Could every line of the data be printed exactly as it reads?

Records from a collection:
________

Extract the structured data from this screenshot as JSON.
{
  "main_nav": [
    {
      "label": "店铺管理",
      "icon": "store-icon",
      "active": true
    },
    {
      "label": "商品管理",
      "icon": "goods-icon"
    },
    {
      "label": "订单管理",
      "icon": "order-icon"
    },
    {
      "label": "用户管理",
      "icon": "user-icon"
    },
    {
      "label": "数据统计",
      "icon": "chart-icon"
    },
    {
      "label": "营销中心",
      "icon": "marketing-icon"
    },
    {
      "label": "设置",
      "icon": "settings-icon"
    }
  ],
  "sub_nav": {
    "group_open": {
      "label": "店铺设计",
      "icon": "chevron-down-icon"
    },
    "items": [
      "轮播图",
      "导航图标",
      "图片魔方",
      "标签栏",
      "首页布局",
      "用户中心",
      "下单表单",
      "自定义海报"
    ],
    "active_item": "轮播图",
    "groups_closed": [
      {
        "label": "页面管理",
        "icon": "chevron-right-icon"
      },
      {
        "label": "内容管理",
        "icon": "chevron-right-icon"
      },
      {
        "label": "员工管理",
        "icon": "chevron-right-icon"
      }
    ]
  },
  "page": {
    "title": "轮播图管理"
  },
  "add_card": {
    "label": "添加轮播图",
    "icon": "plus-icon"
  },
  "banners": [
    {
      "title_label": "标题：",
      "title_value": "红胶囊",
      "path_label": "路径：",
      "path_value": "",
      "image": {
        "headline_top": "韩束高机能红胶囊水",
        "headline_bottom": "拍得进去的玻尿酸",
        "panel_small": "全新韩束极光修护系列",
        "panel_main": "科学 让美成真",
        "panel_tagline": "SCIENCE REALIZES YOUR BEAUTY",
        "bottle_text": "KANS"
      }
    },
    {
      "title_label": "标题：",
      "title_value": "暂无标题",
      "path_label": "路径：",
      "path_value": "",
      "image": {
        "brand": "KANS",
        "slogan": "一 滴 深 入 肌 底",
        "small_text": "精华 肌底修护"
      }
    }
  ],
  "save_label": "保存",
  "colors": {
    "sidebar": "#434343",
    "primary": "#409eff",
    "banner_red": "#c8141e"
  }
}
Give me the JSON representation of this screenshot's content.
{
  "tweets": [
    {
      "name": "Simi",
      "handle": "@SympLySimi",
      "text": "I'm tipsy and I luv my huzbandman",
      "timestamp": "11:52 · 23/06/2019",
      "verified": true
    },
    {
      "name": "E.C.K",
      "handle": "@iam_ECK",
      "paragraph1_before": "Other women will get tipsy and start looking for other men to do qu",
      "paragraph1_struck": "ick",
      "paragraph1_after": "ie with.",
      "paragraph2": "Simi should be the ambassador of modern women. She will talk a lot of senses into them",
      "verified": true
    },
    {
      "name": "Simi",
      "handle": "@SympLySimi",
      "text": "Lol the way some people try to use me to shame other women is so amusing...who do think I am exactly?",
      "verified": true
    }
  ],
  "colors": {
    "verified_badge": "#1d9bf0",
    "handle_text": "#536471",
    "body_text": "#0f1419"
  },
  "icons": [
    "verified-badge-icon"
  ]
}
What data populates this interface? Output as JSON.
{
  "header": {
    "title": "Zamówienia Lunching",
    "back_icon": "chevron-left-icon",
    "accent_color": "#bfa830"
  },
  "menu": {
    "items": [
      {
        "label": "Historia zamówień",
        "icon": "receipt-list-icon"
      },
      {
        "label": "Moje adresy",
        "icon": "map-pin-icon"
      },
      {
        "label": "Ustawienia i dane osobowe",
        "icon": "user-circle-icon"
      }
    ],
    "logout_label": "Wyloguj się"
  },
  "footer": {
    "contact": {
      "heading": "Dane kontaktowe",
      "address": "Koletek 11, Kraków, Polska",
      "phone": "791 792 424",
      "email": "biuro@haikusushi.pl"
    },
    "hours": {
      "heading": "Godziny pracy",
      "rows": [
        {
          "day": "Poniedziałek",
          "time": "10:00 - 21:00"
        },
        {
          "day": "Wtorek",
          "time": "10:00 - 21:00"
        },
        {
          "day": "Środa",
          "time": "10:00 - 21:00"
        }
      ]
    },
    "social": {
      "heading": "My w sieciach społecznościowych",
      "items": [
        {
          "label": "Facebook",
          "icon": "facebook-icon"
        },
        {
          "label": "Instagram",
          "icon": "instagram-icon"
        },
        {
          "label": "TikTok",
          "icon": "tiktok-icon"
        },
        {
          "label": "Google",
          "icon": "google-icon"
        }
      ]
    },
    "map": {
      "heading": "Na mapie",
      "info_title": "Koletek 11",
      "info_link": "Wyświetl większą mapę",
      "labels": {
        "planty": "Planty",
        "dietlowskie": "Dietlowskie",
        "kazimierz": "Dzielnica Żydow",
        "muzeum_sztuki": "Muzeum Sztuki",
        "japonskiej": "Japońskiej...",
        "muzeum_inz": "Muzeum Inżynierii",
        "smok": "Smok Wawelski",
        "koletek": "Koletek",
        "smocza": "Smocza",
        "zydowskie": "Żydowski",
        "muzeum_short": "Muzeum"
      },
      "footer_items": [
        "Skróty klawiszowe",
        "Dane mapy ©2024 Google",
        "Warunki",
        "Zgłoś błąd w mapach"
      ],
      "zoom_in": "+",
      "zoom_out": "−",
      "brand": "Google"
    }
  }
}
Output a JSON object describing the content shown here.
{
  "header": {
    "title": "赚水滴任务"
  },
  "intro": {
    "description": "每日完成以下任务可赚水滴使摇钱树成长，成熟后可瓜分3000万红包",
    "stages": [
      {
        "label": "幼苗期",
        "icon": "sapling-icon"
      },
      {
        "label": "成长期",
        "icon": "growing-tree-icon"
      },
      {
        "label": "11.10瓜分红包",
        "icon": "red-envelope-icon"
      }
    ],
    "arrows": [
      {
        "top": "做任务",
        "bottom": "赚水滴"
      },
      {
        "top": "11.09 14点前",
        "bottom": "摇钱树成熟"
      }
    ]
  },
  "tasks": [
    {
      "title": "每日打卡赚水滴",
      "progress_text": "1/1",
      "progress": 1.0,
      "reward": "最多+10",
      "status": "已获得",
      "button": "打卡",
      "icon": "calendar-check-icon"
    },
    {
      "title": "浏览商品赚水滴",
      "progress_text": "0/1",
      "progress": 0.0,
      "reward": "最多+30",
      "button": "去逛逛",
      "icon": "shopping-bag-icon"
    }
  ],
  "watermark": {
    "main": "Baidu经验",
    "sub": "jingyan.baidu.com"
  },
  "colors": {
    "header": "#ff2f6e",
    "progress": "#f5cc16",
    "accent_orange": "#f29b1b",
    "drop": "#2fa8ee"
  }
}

________

== THE REPLY ==
Extract the structured data from this screenshot as JSON.
{
  "main_nav": [
    {
      "label": "店铺管理",
      "icon": "store-icon",
      "active": true
    },
    {
      "label": "商品管理",
      "icon": "goods-icon"
    },
    {
      "label": "订单管理",
      "icon": "order-icon"
    },
    {
      "label": "用户管理",
      "icon": "user-icon"
    },
    {
      "label": "数据统计",
      "icon": "chart-icon"
    },
    {
      "label": "营销中心",
      "icon": "marketing-icon"
    },
    {
      "label": "设置",
      "icon": "settings-icon"
    }
  ],
  "sub_nav": {
    "group_open": {
      "label": "店铺设计",
      "icon": "chevron-down-icon"
    },
    "items": [
      "轮播图",
      "导航图标",
      "图片魔方",
      "标签栏",
      "首页布局",
      "用户中心",
      "下单表单",
      "自定义海报"
    ],
    "active_item": "轮播图",
    "groups_closed": [
      {
        "label": "页面管理",
        "icon": "chevron-right-icon"
      },
      {
        "label": "内容管理",
        "icon": "chevron-right-icon"
      },
      {
        "label": "员工管理",
        "icon": "chevron-right-icon"
      }
    ]
  },
  "page": {
    "title": "轮播图管理"
  },
  "add_card": {
    "label": "添加轮播图",
    "icon": "plus-icon"
  },
  "banners": [
    {
      "title_label": "标题：",
      "title_value": "红胶囊",
      "path_label": "路径：",
      "path_value": "",
      "image": {
        "headline_top": "韩束高机能红胶囊水",
        "headline_bottom": "拍得进去的玻尿酸",
        "panel_small": "全新韩束极光修护系列",
        "panel_main": "科学 让美成真",
        "panel_tagline": "SCIENCE REALIZES YOUR BEAUTY",
        "bottle_text": "KANS"
      }
    },
    {
      "title_label": "标题：",
      "title_value": "暂无标题",
      "path_label": "路径：",
      "path_value": "",
      "image": {
        "brand": "KANS",
        "slogan": "一 滴 深 入 肌 底",
        "small_text": "精华 肌底修护"
      }
    }
  ],
  "save_label": "保存",
  "colors": {
    "sidebar": "#434343",
    "primary": "#409eff",
    "banner_red": "#c8141e"
  }
}
Give me the JSON representation of this screenshot's content.
{
  "tweets": [
    {
      "name": "Simi",
      "handle": "@SympLySimi",
      "text": "I'm tipsy and I luv my huzbandman",
      "timestamp": "11:52 · 23/06/2019",
      "verified": true
    },
    {
      "name": "E.C.K",
      "handle": "@iam_ECK",
      "paragraph1_before": "Other women will get tipsy and start looking for other men to do qu",
      "paragraph1_struck": "ick",
      "paragraph1_after": "ie with.",
      "paragraph2": "Simi should be the ambassador of modern women. She will talk a lot of senses into them",
      "verified": true
    },
    {
      "name": "Simi",
      "handle": "@SympLySimi",
      "text": "Lol the way some people try to use me to shame other women is so amusing...who do think I am exactly?",
      "verified": true
    }
  ],
  "colors": {
    "verified_badge": "#1d9bf0",
    "handle_text": "#536471",
    "body_text": "#0f1419"
  },
  "icons": [
    "verified-badge-icon"
  ]
}
What data populates this interface? Output as JSON.
{
  "header": {
    "title": "Zamówienia Lunching",
    "back_icon": "chevron-left-icon",
    "accent_color": "#bfa830"
  },
  "menu": {
    "items": [
      {
        "label": "Historia zamówień",
        "icon": "receipt-list-icon"
      },
      {
        "label": "Moje adresy",
        "icon": "map-pin-icon"
      },
      {
        "label": "Ustawienia i dane osobowe",
        "icon": "user-circle-icon"
      }
    ],
    "logout_label": "Wyloguj się"
  },
  "footer": {
    "contact": {
      "heading": "Dane kontaktowe",
      "address": "Koletek 11, Kraków, Polska",
      "phone": "791 792 424",
      "email": "biuro@haikusushi.pl"
    },
    "hours": {
      "heading": "Godziny pracy",
      "rows": [
        {
          "day": "Poniedziałek",
          "time": "10:00 - 21:00"
        },
        {
          "day": "Wtorek",
          "time": "10:00 - 21:00"
        },
        {
          "day": "Środa",
          "time": "10:00 - 21:00"
        }
      ]
    },
    "social": {
      "heading": "My w sieciach społecznościowych",
      "items": [
        {
          "label": "Facebook",
          "icon": "facebook-icon"
        },
        {
          "label": "Instagram",
          "icon": "instagram-icon"
        },
        {
          "label": "TikTok",
          "icon": "tiktok-icon"
        },
        {
          "label": "Google",
          "icon": "google-icon"
        }
      ]
    },
    "map": {
      "heading": "Na mapie",
      "info_title": "Koletek 11",
      "info_link": "Wyświetl większą mapę",
      "labels": {
        "planty": "Planty",
        "dietlowskie": "Dietlowskie",
        "kazimierz": "Dzielnica Żydow",
        "muzeum_sztuki": "Muzeum Sztuki",
        "japonskiej": "Japońskiej...",
        "muzeum_inz": "Muzeum Inżynierii",
        "smok": "Smok Wawelski",
        "koletek": "Koletek",
        "smocza": "Smocza",
        "zydowskie": "Żydowski",
        "muzeum_short": "Muzeum"
      },
      "footer_items": [
        "Skróty klawiszowe",
        "Dane mapy ©2024 Google",
        "Warunki",
        "Zgłoś błąd w mapach"
      ],
      "zoom_in": "+",
      "zoom_out": "−",
      "brand": "Google"
    }
  }
}
Output a JSON object describing the content shown here.
{
  "header": {
    "title": "赚水滴任务"
  },
  "intro": {
    "description": "每日完成以下任务可赚水滴使摇钱树成长，成熟后可瓜分3000万红包",
    "stages": [
      {
        "label": "幼苗期",
        "icon": "sapling-icon"
      },
      {
        "label": "成长期",
        "icon": "growing-tree-icon"
      },
      {
        "label": "11.10瓜分红包",
        "icon": "red-envelope-icon"
      }
    ],
    "arrows": [
      {
        "top": "做任务",
        "bottom": "赚水滴"
      },
      {
        "top": "11.09 14点前",
        "bottom": "摇钱树成熟"
      }
    ]
  },
  "tasks": [
    {
      "title": "每日打卡赚水滴",
      "progress_text": "1/1",
      "progress": 1.0,
      "reward": "最多+10",
      "status": "已获得",
      "button": "打卡",
      "icon": "calendar-check-icon"
    },
    {
      "title": "浏览商品赚水滴",
      "progress_text": "0/1",
      "progress": 0.0,
      "reward": "最多+30",
      "button": "去逛逛",
      "icon": "shopping-bag-icon"
    }
  ],
  "watermark": {
    "main": "Baidu经验",
    "sub": "jingyan.baidu.com"
  },
  "colors": {
    "header": "#ff2f6e",
    "progress": "#f5cc16",
    "accent_orange": "#f29b1b",
    "drop": "#2fa8ee"
  }
}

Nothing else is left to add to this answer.